*EXCERTO DA PÁGINA*:

◆ ◆ ◆ ◆ ◆

Os ateus não sei, mas tu não deves muito à inteligência.

"Mas a razão é que achar que havia intencionalidade nos fenomenos naturais foi selecionada pela evolução porque o achar que "não é nada" deixou menos descendentes."

Terias de provar isso e continuarias a cometer falácia genética.
E essa extrapoção darwinista já é absurda e impede qualquer debate sério sobre o que é verdadeiro ou falso, porque teríamos de concluir que nós também estamos presos a essas leis evolutivas, logo, para mim dizer que o Fine Tuning é facto científico dá-me vantagens de sobrevivência, e para ti, negar e dizer disparates é o que te beneficia. Mas mesmo esta conclusão não poderia ser verdadeira, porque já seria do interesse evolutivo de quem a pensasse, não necessariamente verdadeira, e por aí fora, rumo ao absurdo infinito.

"Mais vale achar que o barulho nas ervas é um duende que nos quer comer que depois se revelar ser um lobo ...."

Põe lá ordem nessa cabeça. Independentemente da tua superstição evolutiva que te torna um maluquinho do utilitarismo, ou o lobo estaria lá ou não, ou haveria um duende, ou não, etc. Por isso, foca a conversa no Fine Tuning, se é facto ou não, em vez de espantalhos sobre a utilidade da crença, como suposta e imebcil demonstração de que é falsa.

João disse...

Jairo:

Se la fui ao fim de 3 meses já é uma sorte. Não esperava grande coisa, porque havia de ter pressa? Para isto?

Isto resume tudo:

"Para ti, dizer que nada obrigaria a teres ar respirável no planeta, porque seria o mais provável não o teres, é antropocentrismo?"



Dizer que o facto de haver ar respiravel foi a pensar em nós é que é antropocentrismo.

◆ ◆ ◆ ◆ ◆

*CONTEÚDO DOS DADOS*:
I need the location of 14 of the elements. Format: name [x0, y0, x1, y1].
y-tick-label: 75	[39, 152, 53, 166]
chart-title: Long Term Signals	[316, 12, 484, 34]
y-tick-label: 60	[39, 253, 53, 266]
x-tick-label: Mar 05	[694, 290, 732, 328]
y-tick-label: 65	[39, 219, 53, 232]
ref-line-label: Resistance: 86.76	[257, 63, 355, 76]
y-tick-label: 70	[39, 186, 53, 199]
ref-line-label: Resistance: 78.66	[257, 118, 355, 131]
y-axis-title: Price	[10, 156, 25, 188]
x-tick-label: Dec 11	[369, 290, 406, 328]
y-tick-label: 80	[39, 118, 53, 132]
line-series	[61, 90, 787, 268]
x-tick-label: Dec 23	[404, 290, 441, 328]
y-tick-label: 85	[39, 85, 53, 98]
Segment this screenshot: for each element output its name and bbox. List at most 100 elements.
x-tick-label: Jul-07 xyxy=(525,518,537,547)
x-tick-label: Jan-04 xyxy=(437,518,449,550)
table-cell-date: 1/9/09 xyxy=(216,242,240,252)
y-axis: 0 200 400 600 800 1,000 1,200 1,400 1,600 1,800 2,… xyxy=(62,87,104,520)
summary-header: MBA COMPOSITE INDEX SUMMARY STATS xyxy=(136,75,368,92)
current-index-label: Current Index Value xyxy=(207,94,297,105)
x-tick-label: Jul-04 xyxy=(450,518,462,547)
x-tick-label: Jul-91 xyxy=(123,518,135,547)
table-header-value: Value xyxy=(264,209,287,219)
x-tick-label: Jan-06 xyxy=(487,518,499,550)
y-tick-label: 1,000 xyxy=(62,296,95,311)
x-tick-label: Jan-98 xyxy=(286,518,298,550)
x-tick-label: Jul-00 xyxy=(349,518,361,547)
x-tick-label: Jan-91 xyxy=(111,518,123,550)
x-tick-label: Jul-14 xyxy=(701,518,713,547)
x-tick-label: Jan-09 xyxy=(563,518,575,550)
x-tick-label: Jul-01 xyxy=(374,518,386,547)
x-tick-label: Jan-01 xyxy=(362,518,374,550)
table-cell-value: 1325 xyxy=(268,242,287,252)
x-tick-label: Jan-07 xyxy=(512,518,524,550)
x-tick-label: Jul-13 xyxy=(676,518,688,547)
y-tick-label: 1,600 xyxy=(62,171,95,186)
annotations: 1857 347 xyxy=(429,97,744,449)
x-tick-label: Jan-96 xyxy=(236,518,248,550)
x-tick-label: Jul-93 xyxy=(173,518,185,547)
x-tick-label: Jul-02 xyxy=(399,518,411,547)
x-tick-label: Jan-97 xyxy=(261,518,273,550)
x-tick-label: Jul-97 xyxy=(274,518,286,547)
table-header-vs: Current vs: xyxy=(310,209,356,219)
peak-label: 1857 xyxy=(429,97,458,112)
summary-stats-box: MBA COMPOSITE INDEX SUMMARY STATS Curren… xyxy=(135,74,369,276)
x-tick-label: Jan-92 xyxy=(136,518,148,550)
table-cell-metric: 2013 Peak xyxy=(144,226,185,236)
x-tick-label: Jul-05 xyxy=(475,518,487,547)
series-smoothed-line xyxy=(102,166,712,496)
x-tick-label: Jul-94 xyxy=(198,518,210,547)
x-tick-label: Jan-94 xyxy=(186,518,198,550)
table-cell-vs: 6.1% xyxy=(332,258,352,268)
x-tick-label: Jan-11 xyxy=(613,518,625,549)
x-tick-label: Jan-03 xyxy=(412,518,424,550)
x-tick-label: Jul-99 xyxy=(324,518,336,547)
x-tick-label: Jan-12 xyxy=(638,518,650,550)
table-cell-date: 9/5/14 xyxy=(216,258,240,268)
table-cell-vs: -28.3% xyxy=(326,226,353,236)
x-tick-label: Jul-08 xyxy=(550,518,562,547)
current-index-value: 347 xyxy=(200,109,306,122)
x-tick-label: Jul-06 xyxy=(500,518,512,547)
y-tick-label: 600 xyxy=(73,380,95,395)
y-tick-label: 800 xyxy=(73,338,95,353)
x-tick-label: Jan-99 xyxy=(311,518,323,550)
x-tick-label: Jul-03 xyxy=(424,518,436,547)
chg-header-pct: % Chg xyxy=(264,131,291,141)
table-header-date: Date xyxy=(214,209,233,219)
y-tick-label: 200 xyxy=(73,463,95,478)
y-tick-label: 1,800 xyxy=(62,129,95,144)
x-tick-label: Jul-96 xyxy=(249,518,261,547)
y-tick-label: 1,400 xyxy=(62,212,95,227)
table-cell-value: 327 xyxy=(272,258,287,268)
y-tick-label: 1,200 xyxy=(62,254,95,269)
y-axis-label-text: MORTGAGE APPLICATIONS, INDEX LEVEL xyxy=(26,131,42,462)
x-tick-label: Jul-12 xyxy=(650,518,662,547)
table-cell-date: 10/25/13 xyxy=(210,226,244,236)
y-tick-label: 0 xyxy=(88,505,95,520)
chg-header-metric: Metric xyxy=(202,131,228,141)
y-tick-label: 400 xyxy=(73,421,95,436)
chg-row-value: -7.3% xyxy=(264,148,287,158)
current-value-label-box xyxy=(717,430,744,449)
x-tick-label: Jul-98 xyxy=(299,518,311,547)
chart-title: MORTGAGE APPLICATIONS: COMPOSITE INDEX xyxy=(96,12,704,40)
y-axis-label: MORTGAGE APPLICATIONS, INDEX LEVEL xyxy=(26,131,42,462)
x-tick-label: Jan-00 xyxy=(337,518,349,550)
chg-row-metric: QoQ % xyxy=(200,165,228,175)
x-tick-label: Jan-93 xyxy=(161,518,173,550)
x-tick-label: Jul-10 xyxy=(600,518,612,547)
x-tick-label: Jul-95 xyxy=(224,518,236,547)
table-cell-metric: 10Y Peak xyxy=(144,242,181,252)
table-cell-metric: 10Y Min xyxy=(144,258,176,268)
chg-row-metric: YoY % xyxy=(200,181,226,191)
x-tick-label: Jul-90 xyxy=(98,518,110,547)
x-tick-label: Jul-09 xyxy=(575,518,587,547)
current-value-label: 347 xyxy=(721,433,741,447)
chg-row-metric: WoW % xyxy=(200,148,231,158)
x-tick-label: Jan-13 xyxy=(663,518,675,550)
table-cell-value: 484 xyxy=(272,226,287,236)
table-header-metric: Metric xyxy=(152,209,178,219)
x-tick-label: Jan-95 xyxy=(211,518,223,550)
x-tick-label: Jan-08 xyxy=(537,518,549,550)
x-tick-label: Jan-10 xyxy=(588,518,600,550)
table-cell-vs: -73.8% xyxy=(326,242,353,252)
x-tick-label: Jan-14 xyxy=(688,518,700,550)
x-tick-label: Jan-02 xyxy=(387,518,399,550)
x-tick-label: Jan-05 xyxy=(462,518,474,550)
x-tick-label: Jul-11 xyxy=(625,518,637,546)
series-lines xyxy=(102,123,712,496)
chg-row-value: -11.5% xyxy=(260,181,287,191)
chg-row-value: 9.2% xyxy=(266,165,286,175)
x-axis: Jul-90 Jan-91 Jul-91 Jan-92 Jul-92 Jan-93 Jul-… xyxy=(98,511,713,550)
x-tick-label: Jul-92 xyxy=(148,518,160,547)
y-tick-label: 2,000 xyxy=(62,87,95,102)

◆ ◆ ◆ ◆ ◆

*TAREFAS OBRIGATÓRIAS*:
(1) Como fica o trecho do excerto que vai de "Põe lá ordem" até "pressa? Para isto?", inclusive, se trocar "lobo" por "urso"?
(2) Que frases do excerto terminam com ponto de interrogação? Transcreva todas.
As entradas não têm qualquer relação com o excerto.

*RESPOSTAS NUMERADAS*:
(1)
Põe lá ordem nessa cabeça. Independentemente da tua superstição evolutiva que te torna um maluquinho do utilitarismo, ou o urso estaria lá ou não, ou haveria um duende, ou não, etc. Por isso, foca a conversa no Fine Tuning, se é facto ou não, em vez de espantalhos sobre a utilidade da crença, como suposta e imebcil demonstração de que é falsa.

João disse...

Jairo:

Se la fui ao fim de 3 meses já é uma sorte. Não esperava grande coisa, porque havia de ter pressa? Para isto?

(2)
- Não esperava grande coisa, porque havia de ter pressa?
- Para isto?
- Para ti, dizer que nada obrigaria a teres ar respirável no planeta, porque seria o mais provável não o teres, é antropocentrismo?